* begin *

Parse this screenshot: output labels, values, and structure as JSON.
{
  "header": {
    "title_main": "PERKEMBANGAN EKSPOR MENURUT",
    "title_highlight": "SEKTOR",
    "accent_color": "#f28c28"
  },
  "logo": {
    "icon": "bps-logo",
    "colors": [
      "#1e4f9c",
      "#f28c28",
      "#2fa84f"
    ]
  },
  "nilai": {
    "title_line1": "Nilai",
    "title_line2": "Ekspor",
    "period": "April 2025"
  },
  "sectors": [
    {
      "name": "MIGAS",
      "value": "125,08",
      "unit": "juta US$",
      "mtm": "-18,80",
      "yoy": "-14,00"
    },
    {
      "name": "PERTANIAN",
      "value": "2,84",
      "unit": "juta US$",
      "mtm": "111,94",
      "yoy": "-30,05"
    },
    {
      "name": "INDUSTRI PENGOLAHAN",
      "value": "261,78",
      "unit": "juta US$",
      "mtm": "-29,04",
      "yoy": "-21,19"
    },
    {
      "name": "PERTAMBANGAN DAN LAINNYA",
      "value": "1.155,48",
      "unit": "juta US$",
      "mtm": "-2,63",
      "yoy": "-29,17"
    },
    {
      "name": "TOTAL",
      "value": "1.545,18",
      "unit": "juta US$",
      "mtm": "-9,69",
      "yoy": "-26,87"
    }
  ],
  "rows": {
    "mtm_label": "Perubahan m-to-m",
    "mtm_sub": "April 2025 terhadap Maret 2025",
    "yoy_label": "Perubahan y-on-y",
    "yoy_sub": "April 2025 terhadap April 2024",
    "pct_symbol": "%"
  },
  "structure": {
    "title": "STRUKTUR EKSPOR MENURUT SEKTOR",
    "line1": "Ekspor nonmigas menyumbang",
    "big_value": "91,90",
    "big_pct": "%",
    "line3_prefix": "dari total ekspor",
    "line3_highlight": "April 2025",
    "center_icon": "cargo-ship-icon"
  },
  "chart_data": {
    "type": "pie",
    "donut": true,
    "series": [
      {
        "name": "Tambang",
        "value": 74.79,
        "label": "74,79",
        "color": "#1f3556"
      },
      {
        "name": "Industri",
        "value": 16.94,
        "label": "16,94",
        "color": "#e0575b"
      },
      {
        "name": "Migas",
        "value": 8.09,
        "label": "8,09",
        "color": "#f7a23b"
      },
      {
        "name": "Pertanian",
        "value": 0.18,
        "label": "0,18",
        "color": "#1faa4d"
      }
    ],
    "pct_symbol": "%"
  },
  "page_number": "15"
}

* end *

GIVEN PROBLEM = Write out each line of the data that holds the string "name".

ANSWER FOR THIS EXERCISE =
      "name": "MIGAS",
      "name": "PERTANIAN",
      "name": "INDUSTRI PENGOLAHAN",
      "name": "PERTAMBANGAN DAN LAINNYA",
      "name": "TOTAL",
        "name": "Tambang",
        "name": "Industri",
        "name": "Migas",
        "name": "Pertanian",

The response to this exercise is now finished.